* **Saved data entries**:
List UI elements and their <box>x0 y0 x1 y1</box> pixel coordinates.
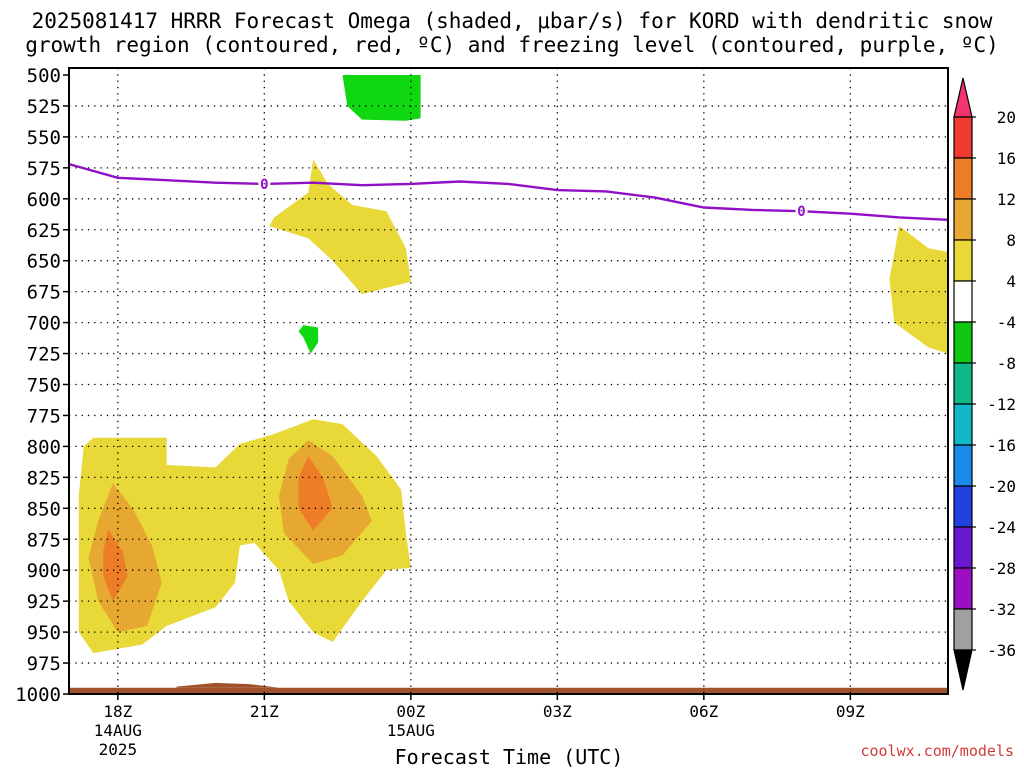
region-dark-orange-left <box>103 529 128 602</box>
y-axis: 500 525 550 575 600 625 650 675 700 725 750 775 800 8… <box>15 65 69 706</box>
x-tick-label: 2025 <box>99 740 138 759</box>
region-green-upper <box>342 75 421 121</box>
freezing-label-bg <box>258 175 271 190</box>
freezing-label-bg <box>795 203 808 218</box>
region-green-small <box>298 325 319 354</box>
colorbar-label: -20 <box>987 477 1016 496</box>
y-tick-label: 800 <box>27 436 61 458</box>
x-axis-label: Forecast Time (UTC) <box>395 745 624 768</box>
colorbar-label: -16 <box>987 436 1016 455</box>
region-surface-bump <box>176 682 279 688</box>
colorbar-segment <box>953 567 973 610</box>
region-surface-band <box>69 687 948 694</box>
y-tick-label: 975 <box>27 653 61 675</box>
colorbar-segment <box>953 608 973 651</box>
y-tick-label: 700 <box>27 313 61 335</box>
y-tick-label: 625 <box>27 220 61 242</box>
colorbar-label: -8 <box>997 354 1016 373</box>
colorbar-segment <box>953 157 973 200</box>
colorbar-segment <box>953 403 973 446</box>
x-tick-label: 18Z <box>103 702 132 721</box>
y-tick-label: 875 <box>27 529 61 551</box>
x-tick-label: 09Z <box>836 702 865 721</box>
y-tick-label: 650 <box>27 251 61 273</box>
region-yellow-right <box>889 226 948 354</box>
y-tick-label: 925 <box>27 591 61 613</box>
y-tick-label: 575 <box>27 158 61 180</box>
freezing-level-line <box>68 162 949 221</box>
colorbar-label: -12 <box>987 395 1016 414</box>
chart-title-line-2: growth region (contoured, red, ºC) and f… <box>25 33 999 57</box>
y-tick-label: 525 <box>27 96 61 118</box>
x-tick-label: 06Z <box>689 702 718 721</box>
shaded-regions <box>69 75 948 694</box>
colorbar: 20 16 12 8 4 -4 -8 -12 -16 -20 -24 -28 -32 -36 <box>953 77 1016 691</box>
x-tick-label: 03Z <box>543 702 572 721</box>
y-tick-label: 950 <box>27 622 61 644</box>
colorbar-top-arrow <box>953 77 973 118</box>
colorbar-label: 12 <box>997 190 1016 209</box>
y-tick-label: 675 <box>27 282 61 304</box>
y-tick-label: 825 <box>27 467 61 489</box>
plot-frame <box>68 67 949 695</box>
freezing-level-contour: 00 <box>68 162 949 221</box>
region-dark-orange-mid <box>298 456 333 531</box>
y-tick-label: 1000 <box>15 684 61 706</box>
colorbar-segment <box>953 198 973 241</box>
x-tick-label: 14AUG <box>94 721 142 740</box>
colorbar-segment <box>953 280 973 323</box>
y-tick-label: 775 <box>27 405 61 427</box>
x-tick-label: 15AUG <box>387 721 435 740</box>
colorbar-segment <box>953 485 973 528</box>
colorbar-label: -36 <box>987 641 1016 660</box>
colorbar-label: -24 <box>987 518 1016 537</box>
colorbar-segment <box>953 239 973 282</box>
colorbar-label: -32 <box>987 600 1016 619</box>
colorbar-label: 8 <box>1006 231 1016 250</box>
colorbar-segment <box>953 116 973 159</box>
region-yellow-mid <box>269 159 411 295</box>
colorbar-label: 4 <box>1006 272 1016 291</box>
y-tick-label: 750 <box>27 375 61 397</box>
colorbar-label: -28 <box>987 559 1016 578</box>
colorbar-segment <box>953 321 973 364</box>
credit-text: coolwx.com/models <box>860 742 1014 760</box>
y-tick-label: 600 <box>27 189 61 211</box>
colorbar-bottom-arrow <box>953 649 973 691</box>
chart-title-line-1: 2025081417 HRRR Forecast Omega (shaded, … <box>31 9 993 33</box>
y-tick-label: 725 <box>27 344 61 366</box>
colorbar-label: -4 <box>997 313 1016 332</box>
y-tick-label: 550 <box>27 127 61 149</box>
colorbar-segment <box>953 444 973 487</box>
y-tick-label: 850 <box>27 498 61 520</box>
y-tick-label: 900 <box>27 560 61 582</box>
x-tick-label: 00Z <box>396 702 425 721</box>
freezing-level-label: 0 <box>260 177 268 193</box>
colorbar-label: 20 <box>997 108 1016 127</box>
x-tick-label: 21Z <box>250 702 279 721</box>
colorbar-segment <box>953 362 973 405</box>
y-tick-label: 500 <box>27 65 61 87</box>
colorbar-label: 16 <box>997 149 1016 168</box>
colorbar-segment <box>953 526 973 569</box>
freezing-level-label: 0 <box>797 204 805 220</box>
region-orange-left <box>88 483 162 633</box>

* **Set task**: Print the rows above again, line for line and unchanged, but leave out the pictures.

* **The response**:
List UI elements and their <box>x0 y0 x1 y1</box> pixel coordinates.
region-dark-orange-left <box>103 529 128 602</box>
y-axis: 500 525 550 575 600 625 650 675 700 725 750 775 800 8… <box>15 65 69 706</box>
x-tick-label: 2025 <box>99 740 138 759</box>
region-green-upper <box>342 75 421 121</box>
freezing-label-bg <box>258 175 271 190</box>
freezing-label-bg <box>795 203 808 218</box>
region-green-small <box>298 325 319 354</box>
colorbar-label: -20 <box>987 477 1016 496</box>
y-tick-label: 800 <box>27 436 61 458</box>
x-axis-label: Forecast Time (UTC) <box>395 745 624 768</box>
colorbar-label: -16 <box>987 436 1016 455</box>
region-surface-bump <box>176 682 279 688</box>
colorbar-segment <box>953 567 973 610</box>
region-surface-band <box>69 687 948 694</box>
y-tick-label: 975 <box>27 653 61 675</box>
colorbar-segment <box>953 608 973 651</box>
y-tick-label: 700 <box>27 313 61 335</box>
y-tick-label: 625 <box>27 220 61 242</box>
colorbar-label: -8 <box>997 354 1016 373</box>
colorbar-segment <box>953 157 973 200</box>
colorbar-segment <box>953 403 973 446</box>
x-tick-label: 18Z <box>103 702 132 721</box>
y-tick-label: 875 <box>27 529 61 551</box>
x-tick-label: 09Z <box>836 702 865 721</box>
y-tick-label: 650 <box>27 251 61 273</box>
region-yellow-right <box>889 226 948 354</box>
y-tick-label: 925 <box>27 591 61 613</box>
y-tick-label: 575 <box>27 158 61 180</box>
freezing-level-line <box>68 162 949 221</box>
colorbar-label: -12 <box>987 395 1016 414</box>
chart-title-line-2: growth region (contoured, red, ºC) and f… <box>25 33 999 57</box>
y-tick-label: 525 <box>27 96 61 118</box>
x-tick-label: 06Z <box>689 702 718 721</box>
shaded-regions <box>69 75 948 694</box>
colorbar: 20 16 12 8 4 -4 -8 -12 -16 -20 -24 -28 -32 -36 <box>953 77 1016 691</box>
x-tick-label: 03Z <box>543 702 572 721</box>
y-tick-label: 950 <box>27 622 61 644</box>
colorbar-top-arrow <box>953 77 973 118</box>
colorbar-label: 12 <box>997 190 1016 209</box>
y-tick-label: 675 <box>27 282 61 304</box>
y-tick-label: 825 <box>27 467 61 489</box>
plot-frame <box>68 67 949 695</box>
freezing-level-contour: 00 <box>68 162 949 221</box>
region-dark-orange-mid <box>298 456 333 531</box>
y-tick-label: 1000 <box>15 684 61 706</box>
colorbar-segment <box>953 198 973 241</box>
x-tick-label: 14AUG <box>94 721 142 740</box>
colorbar-segment <box>953 280 973 323</box>
y-tick-label: 775 <box>27 405 61 427</box>
x-tick-label: 15AUG <box>387 721 435 740</box>
colorbar-segment <box>953 485 973 528</box>
colorbar-label: -36 <box>987 641 1016 660</box>
colorbar-label: -24 <box>987 518 1016 537</box>
colorbar-segment <box>953 239 973 282</box>
colorbar-label: -32 <box>987 600 1016 619</box>
colorbar-label: 8 <box>1006 231 1016 250</box>
colorbar-segment <box>953 116 973 159</box>
region-yellow-mid <box>269 159 411 295</box>
colorbar-label: 4 <box>1006 272 1016 291</box>
y-tick-label: 750 <box>27 375 61 397</box>
colorbar-label: -28 <box>987 559 1016 578</box>
colorbar-segment <box>953 321 973 364</box>
credit-text: coolwx.com/models <box>860 742 1014 760</box>
y-tick-label: 600 <box>27 189 61 211</box>
colorbar-bottom-arrow <box>953 649 973 691</box>
chart-title-line-1: 2025081417 HRRR Forecast Omega (shaded, … <box>31 9 993 33</box>
y-tick-label: 725 <box>27 344 61 366</box>
colorbar-label: -4 <box>997 313 1016 332</box>
y-tick-label: 550 <box>27 127 61 149</box>
colorbar-segment <box>953 444 973 487</box>
y-tick-label: 850 <box>27 498 61 520</box>
y-tick-label: 900 <box>27 560 61 582</box>
x-tick-label: 00Z <box>396 702 425 721</box>
freezing-level-label: 0 <box>260 177 268 193</box>
colorbar-label: 20 <box>997 108 1016 127</box>
x-tick-label: 21Z <box>250 702 279 721</box>
colorbar-segment <box>953 362 973 405</box>
y-tick-label: 500 <box>27 65 61 87</box>
colorbar-label: 16 <box>997 149 1016 168</box>
colorbar-segment <box>953 526 973 569</box>
freezing-level-label: 0 <box>797 204 805 220</box>
region-orange-left <box>88 483 162 633</box>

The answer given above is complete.